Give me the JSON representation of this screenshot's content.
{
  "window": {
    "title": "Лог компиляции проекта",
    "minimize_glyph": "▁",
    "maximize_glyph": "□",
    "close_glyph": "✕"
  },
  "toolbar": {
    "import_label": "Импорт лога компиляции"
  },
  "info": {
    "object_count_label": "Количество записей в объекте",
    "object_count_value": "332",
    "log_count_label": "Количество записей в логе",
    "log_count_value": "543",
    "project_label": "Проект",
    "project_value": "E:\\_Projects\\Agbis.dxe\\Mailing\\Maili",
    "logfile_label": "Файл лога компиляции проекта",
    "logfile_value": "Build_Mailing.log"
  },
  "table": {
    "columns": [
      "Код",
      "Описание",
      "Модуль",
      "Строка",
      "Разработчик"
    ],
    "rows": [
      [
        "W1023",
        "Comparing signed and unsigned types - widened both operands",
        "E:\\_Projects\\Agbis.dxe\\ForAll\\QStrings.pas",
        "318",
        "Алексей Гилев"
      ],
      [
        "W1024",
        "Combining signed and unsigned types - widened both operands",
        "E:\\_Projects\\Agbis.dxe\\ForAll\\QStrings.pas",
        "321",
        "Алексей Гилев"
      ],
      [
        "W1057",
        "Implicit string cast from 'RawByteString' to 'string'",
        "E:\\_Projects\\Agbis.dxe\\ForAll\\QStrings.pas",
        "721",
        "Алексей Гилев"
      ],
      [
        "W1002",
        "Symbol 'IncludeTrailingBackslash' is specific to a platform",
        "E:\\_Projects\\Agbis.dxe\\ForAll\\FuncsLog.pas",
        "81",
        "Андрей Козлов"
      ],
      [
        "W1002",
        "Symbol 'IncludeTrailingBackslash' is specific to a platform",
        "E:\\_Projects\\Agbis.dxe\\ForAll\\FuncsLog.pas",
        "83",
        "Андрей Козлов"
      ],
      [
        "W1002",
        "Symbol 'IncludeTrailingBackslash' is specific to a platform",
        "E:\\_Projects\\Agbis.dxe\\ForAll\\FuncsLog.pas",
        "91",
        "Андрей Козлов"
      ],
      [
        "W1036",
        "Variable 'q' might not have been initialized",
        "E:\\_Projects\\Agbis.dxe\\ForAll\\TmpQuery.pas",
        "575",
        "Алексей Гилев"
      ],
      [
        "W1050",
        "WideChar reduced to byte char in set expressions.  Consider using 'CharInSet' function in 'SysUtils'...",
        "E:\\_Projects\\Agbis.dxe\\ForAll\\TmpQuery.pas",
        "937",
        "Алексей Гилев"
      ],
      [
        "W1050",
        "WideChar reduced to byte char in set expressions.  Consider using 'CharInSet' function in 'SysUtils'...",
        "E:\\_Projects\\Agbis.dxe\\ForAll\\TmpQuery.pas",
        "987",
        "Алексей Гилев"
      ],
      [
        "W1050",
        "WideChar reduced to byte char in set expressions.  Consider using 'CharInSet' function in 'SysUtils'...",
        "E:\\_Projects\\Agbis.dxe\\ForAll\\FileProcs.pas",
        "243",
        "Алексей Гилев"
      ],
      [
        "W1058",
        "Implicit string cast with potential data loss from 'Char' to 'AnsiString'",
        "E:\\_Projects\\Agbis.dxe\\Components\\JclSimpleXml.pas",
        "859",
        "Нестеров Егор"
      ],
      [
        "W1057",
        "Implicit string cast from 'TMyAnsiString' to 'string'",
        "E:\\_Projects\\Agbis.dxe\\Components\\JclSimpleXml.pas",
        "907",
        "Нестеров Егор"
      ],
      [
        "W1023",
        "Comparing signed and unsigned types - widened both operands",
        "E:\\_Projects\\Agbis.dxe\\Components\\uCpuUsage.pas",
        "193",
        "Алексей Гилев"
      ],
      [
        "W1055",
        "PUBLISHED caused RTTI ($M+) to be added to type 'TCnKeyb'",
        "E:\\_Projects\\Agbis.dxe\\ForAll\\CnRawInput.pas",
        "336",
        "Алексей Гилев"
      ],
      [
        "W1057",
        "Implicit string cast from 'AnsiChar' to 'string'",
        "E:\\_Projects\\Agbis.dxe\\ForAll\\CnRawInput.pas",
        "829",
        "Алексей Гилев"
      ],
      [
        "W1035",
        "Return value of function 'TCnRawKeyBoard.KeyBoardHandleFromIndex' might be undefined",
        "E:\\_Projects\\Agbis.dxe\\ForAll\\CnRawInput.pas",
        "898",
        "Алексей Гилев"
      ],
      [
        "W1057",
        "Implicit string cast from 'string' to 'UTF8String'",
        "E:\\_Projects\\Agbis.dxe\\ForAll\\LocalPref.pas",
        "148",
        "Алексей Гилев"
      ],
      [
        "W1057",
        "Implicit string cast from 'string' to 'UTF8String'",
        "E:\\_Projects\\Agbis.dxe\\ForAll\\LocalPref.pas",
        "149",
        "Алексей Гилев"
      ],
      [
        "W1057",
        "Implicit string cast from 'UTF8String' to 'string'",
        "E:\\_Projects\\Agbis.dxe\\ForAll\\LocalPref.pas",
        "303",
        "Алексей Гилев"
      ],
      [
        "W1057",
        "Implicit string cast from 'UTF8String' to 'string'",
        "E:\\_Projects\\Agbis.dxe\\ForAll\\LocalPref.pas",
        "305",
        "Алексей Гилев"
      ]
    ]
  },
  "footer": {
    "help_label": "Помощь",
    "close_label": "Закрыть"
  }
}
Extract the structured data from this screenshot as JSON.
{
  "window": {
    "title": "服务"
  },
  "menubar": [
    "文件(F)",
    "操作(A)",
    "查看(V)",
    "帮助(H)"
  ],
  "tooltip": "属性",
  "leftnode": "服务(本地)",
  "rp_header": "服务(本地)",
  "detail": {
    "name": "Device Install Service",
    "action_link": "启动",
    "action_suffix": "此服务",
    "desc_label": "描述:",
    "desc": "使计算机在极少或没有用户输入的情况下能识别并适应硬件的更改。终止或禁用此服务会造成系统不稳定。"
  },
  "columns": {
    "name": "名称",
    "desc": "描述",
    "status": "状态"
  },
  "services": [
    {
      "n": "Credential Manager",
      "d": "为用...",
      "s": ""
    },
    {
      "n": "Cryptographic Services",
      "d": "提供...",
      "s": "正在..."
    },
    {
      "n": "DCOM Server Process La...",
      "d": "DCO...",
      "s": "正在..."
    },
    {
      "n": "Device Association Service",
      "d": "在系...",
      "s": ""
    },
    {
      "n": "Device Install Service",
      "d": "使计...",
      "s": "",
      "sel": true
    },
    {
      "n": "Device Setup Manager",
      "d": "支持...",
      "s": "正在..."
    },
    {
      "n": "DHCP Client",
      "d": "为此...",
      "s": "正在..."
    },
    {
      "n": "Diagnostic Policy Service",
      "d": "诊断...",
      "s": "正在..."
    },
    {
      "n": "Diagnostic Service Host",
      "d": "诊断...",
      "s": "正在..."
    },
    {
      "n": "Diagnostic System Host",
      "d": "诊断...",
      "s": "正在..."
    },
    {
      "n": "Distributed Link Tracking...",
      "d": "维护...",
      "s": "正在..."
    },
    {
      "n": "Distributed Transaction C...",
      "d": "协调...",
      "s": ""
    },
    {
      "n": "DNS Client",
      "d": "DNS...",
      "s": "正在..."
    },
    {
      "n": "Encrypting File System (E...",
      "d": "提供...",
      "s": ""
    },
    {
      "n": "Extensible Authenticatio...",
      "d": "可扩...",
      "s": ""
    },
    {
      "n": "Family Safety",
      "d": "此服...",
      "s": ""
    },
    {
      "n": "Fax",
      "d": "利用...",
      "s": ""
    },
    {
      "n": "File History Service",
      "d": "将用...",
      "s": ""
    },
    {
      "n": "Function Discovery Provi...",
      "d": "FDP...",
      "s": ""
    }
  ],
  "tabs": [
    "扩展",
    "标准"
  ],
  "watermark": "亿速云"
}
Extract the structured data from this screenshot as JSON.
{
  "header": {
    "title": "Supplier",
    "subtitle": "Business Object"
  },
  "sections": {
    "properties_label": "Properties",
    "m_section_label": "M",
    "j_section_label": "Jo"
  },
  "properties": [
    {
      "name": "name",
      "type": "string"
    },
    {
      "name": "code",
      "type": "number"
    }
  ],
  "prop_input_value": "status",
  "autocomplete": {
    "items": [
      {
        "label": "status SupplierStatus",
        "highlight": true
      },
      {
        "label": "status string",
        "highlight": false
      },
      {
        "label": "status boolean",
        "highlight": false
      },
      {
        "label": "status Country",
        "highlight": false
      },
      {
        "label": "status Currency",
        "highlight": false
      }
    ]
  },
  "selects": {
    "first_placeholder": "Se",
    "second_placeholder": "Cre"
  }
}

• _PROBLEM STATEMENT_
Show every line that contains the word "компиляции".

• _EXERCISE RESULT_
    "title": "Лог компиляции проекта",
    "import_label": "Импорт лога компиляции"
    "logfile_label": "Файл лога компиляции проекта",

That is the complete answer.